====== Exercise material ======

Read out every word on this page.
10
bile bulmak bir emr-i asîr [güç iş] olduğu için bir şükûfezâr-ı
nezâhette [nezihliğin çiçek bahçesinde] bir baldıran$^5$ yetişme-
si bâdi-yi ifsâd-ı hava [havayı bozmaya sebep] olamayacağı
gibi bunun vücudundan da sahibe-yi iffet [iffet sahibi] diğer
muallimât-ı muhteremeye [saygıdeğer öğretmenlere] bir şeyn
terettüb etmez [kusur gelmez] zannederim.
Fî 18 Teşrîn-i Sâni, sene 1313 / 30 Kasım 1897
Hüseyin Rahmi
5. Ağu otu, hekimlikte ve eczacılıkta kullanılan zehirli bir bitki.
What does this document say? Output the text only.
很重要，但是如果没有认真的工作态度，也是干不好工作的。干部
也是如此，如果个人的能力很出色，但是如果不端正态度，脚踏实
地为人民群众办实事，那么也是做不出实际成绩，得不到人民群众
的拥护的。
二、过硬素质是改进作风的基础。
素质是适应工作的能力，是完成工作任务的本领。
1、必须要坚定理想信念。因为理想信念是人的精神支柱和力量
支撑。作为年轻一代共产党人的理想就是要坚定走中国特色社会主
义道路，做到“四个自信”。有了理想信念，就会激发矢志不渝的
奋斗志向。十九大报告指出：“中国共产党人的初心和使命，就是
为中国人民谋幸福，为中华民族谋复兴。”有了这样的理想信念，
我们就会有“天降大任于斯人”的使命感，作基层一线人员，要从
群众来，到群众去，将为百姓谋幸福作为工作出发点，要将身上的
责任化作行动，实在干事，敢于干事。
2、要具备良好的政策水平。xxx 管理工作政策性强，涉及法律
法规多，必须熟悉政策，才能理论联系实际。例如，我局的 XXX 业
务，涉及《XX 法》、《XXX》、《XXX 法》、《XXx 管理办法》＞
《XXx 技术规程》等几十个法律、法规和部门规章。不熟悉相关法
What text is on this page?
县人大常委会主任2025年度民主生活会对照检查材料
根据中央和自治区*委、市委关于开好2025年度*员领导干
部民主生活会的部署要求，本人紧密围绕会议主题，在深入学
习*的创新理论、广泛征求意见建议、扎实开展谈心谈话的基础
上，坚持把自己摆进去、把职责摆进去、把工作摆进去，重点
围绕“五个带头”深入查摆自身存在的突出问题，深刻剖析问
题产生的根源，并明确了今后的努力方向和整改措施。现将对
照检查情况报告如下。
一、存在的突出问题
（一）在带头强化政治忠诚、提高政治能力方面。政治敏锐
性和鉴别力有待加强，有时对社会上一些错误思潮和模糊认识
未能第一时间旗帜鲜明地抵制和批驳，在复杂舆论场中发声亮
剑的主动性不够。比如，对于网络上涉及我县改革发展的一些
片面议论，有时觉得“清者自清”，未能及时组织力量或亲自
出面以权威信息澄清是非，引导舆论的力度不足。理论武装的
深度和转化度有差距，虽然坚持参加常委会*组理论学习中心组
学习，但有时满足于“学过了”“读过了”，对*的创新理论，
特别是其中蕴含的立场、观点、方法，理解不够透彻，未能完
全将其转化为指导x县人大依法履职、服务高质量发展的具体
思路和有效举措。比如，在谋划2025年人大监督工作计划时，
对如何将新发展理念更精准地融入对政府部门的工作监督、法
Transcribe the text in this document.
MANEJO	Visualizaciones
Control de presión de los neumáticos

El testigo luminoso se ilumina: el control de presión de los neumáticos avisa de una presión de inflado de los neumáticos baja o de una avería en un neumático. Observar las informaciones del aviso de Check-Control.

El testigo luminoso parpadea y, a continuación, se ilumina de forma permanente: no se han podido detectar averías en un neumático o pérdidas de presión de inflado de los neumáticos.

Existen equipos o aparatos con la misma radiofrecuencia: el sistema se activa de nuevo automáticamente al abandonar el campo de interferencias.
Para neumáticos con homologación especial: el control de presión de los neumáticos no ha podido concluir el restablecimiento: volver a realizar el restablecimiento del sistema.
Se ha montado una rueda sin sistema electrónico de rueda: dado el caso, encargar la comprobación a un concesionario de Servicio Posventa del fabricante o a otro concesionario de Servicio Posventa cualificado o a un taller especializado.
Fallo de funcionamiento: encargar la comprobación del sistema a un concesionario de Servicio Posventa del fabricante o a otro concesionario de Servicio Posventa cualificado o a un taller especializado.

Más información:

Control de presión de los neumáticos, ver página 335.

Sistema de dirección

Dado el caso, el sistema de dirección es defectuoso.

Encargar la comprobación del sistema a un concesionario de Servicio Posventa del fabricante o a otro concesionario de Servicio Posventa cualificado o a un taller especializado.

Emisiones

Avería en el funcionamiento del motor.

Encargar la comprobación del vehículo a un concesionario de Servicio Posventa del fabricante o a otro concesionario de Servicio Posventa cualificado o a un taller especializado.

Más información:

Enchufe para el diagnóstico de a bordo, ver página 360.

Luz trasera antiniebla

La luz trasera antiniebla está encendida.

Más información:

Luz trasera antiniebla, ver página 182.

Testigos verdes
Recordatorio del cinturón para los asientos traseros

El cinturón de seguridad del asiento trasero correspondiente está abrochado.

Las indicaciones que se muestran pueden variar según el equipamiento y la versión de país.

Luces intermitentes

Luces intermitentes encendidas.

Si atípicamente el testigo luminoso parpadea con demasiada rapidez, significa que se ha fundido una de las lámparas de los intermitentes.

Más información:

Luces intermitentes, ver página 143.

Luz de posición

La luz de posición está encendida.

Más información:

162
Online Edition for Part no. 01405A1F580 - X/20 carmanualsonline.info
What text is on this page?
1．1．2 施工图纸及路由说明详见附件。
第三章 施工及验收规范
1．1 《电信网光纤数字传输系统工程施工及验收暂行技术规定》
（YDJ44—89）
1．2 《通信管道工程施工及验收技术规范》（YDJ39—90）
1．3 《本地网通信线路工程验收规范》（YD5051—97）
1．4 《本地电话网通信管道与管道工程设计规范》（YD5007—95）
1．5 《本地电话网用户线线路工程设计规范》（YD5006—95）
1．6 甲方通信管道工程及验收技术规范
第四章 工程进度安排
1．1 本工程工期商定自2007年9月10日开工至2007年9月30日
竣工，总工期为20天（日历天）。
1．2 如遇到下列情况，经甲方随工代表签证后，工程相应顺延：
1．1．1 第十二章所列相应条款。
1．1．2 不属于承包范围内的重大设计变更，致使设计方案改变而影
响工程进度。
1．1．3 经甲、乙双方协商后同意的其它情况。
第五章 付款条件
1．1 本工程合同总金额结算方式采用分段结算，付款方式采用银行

======

Description of the task: Copy each line of the data that contains the word "intermitentes".

Full answer:
Luces intermitentes
Luces intermitentes encendidas.
Si atípicamente el testigo luminoso parpadea con demasiada rapidez, significa que se ha fundido una de las lámparas de los intermitentes.
Luces intermitentes, ver página 143.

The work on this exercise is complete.